- _What needs to be done_
Single out each line with the word "JSON" and copy it.

- _Records supplied_

__________

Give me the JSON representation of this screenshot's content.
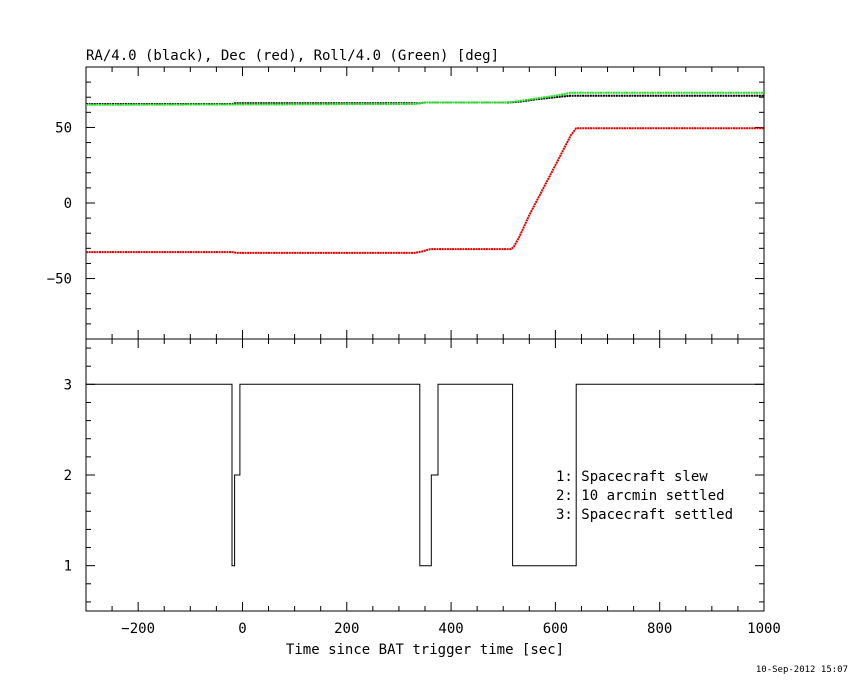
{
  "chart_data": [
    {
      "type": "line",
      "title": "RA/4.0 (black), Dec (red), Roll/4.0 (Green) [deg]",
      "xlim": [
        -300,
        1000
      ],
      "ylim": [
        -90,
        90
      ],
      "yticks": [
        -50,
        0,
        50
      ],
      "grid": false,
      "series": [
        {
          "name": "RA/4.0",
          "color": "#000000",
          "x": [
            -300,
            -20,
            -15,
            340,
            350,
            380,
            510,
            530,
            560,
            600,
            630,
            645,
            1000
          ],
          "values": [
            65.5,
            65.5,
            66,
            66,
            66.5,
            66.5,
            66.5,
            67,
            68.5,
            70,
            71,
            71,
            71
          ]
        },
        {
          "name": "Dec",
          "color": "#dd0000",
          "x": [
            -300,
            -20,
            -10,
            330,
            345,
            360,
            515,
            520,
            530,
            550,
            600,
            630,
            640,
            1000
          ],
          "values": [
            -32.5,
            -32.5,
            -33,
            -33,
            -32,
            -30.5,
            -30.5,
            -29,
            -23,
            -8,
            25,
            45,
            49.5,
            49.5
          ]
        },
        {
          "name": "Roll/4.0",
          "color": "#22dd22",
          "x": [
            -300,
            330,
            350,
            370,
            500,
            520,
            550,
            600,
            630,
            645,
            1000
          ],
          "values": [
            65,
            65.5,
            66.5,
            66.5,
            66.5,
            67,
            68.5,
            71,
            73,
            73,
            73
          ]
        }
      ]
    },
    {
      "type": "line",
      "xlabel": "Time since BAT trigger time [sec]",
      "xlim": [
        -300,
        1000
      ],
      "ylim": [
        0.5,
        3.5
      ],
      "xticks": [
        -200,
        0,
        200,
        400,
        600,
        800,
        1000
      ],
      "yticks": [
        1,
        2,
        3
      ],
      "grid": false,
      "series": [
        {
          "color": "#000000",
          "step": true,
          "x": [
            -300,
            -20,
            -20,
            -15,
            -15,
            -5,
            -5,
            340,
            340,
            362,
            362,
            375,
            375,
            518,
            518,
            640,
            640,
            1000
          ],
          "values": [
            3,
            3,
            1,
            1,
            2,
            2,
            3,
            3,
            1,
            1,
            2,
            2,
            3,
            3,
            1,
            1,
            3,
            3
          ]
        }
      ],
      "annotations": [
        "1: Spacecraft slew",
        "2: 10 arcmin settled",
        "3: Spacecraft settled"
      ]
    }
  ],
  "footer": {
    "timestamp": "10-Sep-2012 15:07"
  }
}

__________

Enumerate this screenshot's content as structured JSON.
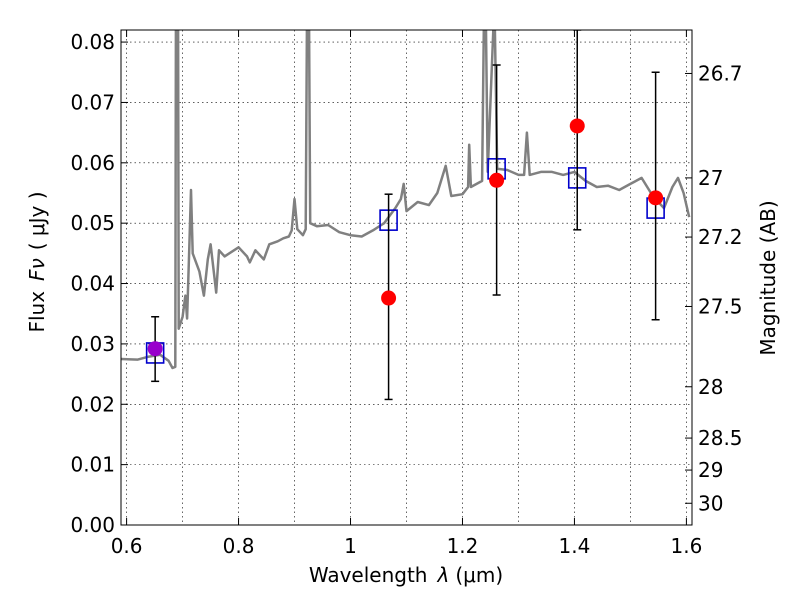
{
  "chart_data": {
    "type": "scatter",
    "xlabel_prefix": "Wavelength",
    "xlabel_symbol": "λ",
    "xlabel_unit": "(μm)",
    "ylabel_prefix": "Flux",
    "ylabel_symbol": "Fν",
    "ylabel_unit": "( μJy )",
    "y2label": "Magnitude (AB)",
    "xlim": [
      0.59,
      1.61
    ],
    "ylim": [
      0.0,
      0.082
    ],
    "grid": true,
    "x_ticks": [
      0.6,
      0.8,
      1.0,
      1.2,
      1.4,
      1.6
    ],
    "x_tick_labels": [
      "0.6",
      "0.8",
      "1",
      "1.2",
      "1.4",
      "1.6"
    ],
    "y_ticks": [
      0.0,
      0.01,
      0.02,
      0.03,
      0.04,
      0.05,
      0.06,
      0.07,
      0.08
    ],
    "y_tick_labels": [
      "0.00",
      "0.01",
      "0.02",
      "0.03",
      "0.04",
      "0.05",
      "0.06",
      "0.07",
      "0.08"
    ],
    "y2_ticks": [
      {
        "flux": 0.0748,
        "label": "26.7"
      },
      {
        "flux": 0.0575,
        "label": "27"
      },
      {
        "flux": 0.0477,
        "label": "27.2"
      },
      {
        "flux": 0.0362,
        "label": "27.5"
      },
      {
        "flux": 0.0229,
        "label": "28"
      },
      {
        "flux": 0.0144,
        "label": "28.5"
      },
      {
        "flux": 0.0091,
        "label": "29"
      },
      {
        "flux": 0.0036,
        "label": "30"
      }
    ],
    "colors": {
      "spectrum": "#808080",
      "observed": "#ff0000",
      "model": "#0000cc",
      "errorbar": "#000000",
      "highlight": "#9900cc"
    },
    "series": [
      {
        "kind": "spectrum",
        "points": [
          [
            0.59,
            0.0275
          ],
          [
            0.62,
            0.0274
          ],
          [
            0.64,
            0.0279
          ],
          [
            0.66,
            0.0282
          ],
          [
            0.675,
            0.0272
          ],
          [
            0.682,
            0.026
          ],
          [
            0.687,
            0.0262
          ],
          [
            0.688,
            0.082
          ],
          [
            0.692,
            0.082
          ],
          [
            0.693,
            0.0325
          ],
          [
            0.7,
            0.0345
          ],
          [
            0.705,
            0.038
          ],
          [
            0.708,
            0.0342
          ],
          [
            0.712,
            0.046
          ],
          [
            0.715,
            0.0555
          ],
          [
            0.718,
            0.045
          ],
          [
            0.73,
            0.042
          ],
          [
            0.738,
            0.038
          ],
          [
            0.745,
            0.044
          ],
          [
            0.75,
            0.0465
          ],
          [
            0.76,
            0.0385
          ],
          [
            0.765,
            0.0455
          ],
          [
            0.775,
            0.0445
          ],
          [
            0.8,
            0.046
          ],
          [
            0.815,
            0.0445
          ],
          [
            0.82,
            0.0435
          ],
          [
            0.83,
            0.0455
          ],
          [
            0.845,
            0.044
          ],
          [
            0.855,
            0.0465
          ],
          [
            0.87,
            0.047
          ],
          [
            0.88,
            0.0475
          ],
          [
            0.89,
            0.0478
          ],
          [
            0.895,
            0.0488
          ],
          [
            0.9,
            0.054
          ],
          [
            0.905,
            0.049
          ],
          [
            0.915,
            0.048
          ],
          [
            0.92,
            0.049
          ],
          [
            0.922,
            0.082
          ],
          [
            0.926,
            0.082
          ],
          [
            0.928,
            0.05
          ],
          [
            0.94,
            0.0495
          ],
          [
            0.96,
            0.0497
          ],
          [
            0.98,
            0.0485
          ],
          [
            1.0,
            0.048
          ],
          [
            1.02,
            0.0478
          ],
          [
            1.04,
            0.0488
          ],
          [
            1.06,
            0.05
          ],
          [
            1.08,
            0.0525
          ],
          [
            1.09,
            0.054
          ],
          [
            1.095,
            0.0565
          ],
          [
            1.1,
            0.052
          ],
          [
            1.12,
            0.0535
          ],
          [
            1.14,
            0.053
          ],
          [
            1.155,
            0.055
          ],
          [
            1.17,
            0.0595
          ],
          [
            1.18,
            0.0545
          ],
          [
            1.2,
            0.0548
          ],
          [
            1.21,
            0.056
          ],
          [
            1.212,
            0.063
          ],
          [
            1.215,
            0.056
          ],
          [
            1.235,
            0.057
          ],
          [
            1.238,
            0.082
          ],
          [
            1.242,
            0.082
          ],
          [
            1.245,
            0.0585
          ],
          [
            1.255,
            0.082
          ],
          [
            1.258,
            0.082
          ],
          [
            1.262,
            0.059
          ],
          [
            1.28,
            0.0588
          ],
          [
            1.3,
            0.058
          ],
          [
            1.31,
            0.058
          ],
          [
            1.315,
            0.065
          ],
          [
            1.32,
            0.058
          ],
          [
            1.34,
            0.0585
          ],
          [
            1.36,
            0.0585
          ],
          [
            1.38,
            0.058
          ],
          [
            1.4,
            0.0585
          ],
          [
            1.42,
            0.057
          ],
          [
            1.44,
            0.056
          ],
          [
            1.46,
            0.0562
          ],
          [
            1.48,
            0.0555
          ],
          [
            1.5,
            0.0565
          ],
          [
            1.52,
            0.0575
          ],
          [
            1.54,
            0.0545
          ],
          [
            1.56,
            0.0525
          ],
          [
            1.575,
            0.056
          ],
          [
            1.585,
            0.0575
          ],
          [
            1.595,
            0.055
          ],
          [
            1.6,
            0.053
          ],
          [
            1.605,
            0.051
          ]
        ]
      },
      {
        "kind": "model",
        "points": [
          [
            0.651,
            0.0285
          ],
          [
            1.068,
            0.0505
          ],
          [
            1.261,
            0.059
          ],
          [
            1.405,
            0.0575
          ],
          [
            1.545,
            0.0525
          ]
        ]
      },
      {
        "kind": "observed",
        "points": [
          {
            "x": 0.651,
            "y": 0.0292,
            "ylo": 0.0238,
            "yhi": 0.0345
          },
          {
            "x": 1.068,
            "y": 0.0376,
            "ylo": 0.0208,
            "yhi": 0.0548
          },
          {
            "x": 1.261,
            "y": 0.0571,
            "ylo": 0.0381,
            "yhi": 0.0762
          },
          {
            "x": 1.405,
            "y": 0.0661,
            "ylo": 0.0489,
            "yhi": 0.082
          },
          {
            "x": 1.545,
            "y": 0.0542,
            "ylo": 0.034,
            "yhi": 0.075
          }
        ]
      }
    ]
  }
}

__________

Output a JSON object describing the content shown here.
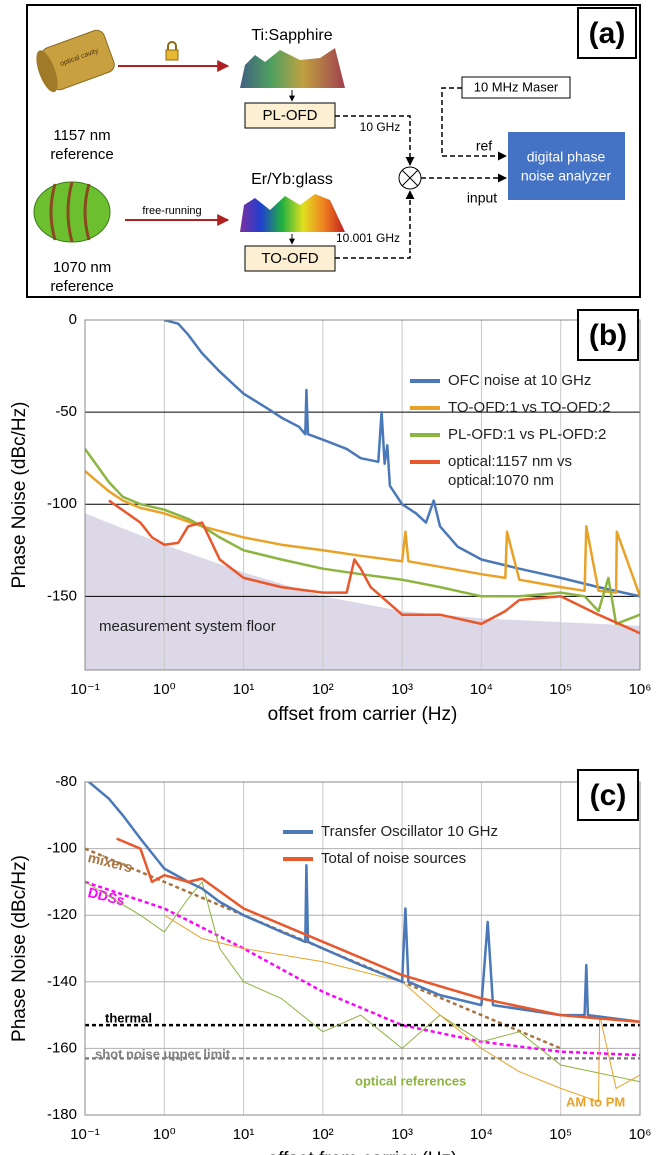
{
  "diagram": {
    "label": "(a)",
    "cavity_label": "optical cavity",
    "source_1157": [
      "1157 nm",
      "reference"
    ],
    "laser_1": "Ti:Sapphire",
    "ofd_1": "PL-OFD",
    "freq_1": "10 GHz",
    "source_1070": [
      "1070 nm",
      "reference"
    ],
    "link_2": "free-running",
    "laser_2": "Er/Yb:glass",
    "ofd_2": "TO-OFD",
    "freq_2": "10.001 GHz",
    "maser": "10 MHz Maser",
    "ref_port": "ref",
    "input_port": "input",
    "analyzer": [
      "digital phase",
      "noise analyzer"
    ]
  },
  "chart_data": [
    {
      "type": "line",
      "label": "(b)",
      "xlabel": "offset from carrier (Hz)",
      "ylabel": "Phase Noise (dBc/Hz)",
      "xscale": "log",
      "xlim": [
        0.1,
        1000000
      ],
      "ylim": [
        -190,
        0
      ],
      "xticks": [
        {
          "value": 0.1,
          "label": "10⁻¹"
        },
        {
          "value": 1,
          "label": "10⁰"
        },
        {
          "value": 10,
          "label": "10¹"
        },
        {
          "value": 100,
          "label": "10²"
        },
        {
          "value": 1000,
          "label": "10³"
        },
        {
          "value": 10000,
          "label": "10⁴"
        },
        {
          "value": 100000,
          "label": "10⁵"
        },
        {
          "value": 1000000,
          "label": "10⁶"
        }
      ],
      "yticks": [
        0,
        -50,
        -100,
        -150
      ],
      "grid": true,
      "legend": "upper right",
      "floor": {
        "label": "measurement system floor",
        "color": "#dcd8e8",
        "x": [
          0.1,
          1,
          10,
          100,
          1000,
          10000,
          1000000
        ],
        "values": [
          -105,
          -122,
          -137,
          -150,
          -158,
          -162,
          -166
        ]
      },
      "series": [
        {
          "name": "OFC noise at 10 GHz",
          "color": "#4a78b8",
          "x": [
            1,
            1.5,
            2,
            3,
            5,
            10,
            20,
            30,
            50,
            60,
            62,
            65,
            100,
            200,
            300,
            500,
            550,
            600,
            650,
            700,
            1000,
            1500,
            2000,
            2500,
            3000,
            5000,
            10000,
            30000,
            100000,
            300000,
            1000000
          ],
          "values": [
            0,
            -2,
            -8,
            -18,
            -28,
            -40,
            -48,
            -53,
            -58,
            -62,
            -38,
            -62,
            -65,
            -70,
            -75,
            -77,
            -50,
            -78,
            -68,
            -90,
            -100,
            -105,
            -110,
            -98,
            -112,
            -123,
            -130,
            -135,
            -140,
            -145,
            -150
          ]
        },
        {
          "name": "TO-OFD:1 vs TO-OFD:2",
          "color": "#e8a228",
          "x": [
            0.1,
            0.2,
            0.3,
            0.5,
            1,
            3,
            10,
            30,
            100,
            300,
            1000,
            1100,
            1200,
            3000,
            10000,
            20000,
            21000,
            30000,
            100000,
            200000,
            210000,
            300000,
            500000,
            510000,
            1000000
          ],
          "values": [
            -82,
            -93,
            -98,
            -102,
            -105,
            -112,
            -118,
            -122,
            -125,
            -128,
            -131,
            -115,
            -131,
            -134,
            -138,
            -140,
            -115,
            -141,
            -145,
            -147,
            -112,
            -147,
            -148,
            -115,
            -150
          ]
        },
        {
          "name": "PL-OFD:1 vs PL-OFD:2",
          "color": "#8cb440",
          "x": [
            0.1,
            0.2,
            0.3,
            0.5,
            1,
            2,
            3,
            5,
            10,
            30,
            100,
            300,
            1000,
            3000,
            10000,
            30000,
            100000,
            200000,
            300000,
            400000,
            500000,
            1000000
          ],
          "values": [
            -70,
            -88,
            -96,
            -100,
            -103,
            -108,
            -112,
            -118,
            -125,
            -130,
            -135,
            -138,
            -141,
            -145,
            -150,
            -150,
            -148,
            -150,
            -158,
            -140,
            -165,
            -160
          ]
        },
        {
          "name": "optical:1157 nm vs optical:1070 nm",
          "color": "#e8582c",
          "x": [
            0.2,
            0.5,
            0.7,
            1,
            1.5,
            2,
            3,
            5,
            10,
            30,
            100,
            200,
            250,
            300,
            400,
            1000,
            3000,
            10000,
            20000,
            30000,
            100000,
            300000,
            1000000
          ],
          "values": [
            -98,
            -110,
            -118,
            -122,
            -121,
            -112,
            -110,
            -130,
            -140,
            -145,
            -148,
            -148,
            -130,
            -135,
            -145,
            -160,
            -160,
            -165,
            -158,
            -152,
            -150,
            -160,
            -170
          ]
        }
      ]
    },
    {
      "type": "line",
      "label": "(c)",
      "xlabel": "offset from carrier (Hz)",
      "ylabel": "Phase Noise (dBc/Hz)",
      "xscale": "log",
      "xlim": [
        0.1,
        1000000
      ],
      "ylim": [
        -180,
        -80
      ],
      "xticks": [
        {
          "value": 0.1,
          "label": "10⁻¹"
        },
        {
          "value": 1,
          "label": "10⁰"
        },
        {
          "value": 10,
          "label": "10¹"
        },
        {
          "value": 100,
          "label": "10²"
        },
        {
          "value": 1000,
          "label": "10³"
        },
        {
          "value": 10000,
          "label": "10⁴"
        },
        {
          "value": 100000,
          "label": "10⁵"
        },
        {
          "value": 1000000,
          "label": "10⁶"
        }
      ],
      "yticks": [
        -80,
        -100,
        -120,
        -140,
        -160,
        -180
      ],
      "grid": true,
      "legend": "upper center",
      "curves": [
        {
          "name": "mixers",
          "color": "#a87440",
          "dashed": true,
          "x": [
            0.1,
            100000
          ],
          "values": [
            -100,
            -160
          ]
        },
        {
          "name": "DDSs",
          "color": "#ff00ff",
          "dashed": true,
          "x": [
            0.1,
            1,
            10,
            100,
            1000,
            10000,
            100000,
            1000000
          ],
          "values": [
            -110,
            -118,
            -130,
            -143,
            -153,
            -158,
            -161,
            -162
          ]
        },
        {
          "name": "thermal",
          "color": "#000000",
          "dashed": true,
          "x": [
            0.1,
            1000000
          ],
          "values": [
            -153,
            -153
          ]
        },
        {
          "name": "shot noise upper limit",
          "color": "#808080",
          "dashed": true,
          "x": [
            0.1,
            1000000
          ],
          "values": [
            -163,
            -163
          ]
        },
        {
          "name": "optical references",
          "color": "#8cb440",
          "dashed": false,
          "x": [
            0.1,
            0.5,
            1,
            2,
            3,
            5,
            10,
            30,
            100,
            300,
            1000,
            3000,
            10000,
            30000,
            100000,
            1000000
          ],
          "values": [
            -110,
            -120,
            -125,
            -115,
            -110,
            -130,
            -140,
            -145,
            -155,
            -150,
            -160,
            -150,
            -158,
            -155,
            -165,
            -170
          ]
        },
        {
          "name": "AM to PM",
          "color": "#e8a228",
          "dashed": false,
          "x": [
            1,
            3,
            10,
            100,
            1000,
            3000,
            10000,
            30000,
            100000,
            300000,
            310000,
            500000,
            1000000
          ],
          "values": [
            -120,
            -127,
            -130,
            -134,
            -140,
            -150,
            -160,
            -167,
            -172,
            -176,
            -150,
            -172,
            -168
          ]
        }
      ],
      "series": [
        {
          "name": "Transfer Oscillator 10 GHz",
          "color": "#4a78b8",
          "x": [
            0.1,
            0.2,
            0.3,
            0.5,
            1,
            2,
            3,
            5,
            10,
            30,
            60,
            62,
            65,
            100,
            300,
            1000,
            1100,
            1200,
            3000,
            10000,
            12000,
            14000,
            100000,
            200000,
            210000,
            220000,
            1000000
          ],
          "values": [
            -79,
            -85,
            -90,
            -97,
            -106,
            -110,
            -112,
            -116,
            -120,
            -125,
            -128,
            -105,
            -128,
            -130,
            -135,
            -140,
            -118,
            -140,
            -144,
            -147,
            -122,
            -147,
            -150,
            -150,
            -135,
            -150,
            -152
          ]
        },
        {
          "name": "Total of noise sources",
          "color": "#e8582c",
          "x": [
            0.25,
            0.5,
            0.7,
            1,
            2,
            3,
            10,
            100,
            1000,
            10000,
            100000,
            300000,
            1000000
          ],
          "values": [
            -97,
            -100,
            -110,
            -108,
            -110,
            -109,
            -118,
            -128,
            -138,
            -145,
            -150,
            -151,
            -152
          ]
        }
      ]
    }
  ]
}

__________

- _Reply to the task_
Give me the JSON representation of this screenshot's content.
Enumerate this screenshot's content as structured JSON.
Output a JSON object describing the content shown here.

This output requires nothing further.